## Directions for this task
Sift the listing for lines that hold the string "JSON" and pull them out.
________________________
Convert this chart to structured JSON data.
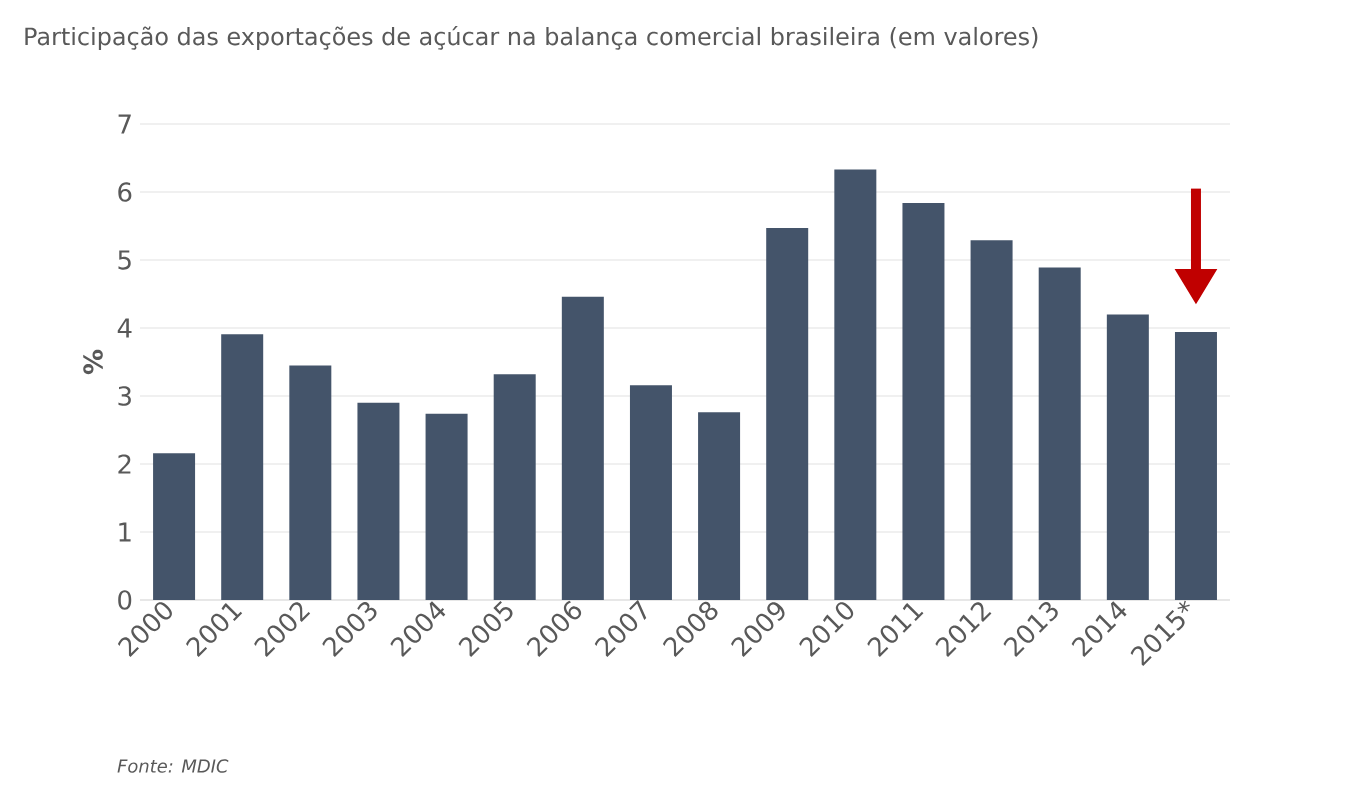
{
  "chart_data": {
    "type": "bar",
    "title": "Participação das exportações de açúcar na balança comercial brasileira (em valores)",
    "ylabel": "%",
    "categories": [
      "2000",
      "2001",
      "2002",
      "2003",
      "2004",
      "2005",
      "2006",
      "2007",
      "2008",
      "2009",
      "2010",
      "2011",
      "2012",
      "2013",
      "2014",
      "2015*"
    ],
    "values": [
      2.16,
      3.91,
      3.45,
      2.9,
      2.74,
      3.32,
      4.46,
      3.16,
      2.76,
      5.47,
      6.33,
      5.84,
      5.29,
      4.89,
      4.2,
      3.94
    ],
    "color": "#44546a",
    "ylim": [
      0,
      7
    ],
    "yticks": [
      0,
      1,
      2,
      3,
      4,
      5,
      6,
      7
    ],
    "grid": "y",
    "annotations": [
      "Fonte: MDIC"
    ]
  }
}
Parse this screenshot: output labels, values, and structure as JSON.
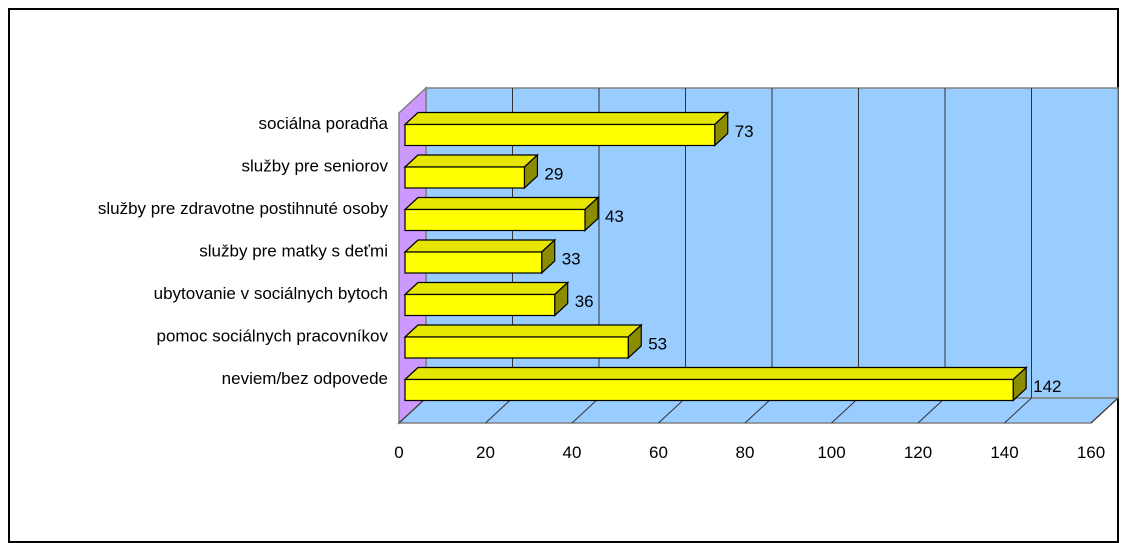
{
  "chart_data": {
    "type": "bar",
    "orientation": "horizontal",
    "style": "3d",
    "title": "",
    "xlabel": "",
    "ylabel": "",
    "categories": [
      "sociálna poradňa",
      "služby pre seniorov",
      "služby pre zdravotne postihnuté osoby",
      "služby pre matky s deťmi",
      "ubytovanie v sociálnych bytoch",
      "pomoc sociálnych pracovníkov",
      "neviem/bez odpovede"
    ],
    "values": [
      73,
      29,
      43,
      33,
      36,
      53,
      142
    ],
    "data_labels": [
      "73",
      "29",
      "43",
      "33",
      "36",
      "53",
      "142"
    ],
    "xlim": [
      0,
      160
    ],
    "x_ticks": [
      0,
      20,
      40,
      60,
      80,
      100,
      120,
      140,
      160
    ],
    "x_tick_labels": [
      "0",
      "20",
      "40",
      "60",
      "80",
      "100",
      "120",
      "140",
      "160"
    ],
    "grid": true,
    "legend": "none",
    "colors": {
      "bar_front": "#ffff00",
      "bar_top": "#e6e600",
      "bar_side": "#8c8c00",
      "back_wall": "#99ccff",
      "side_wall": "#cc99ff",
      "floor": "#99ccff",
      "grid": "#333333"
    }
  }
}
________________________
## Response to this exercise
Convert this chart to structured JSON data.
Parse this screenshot: output labels, values, and structure as JSON.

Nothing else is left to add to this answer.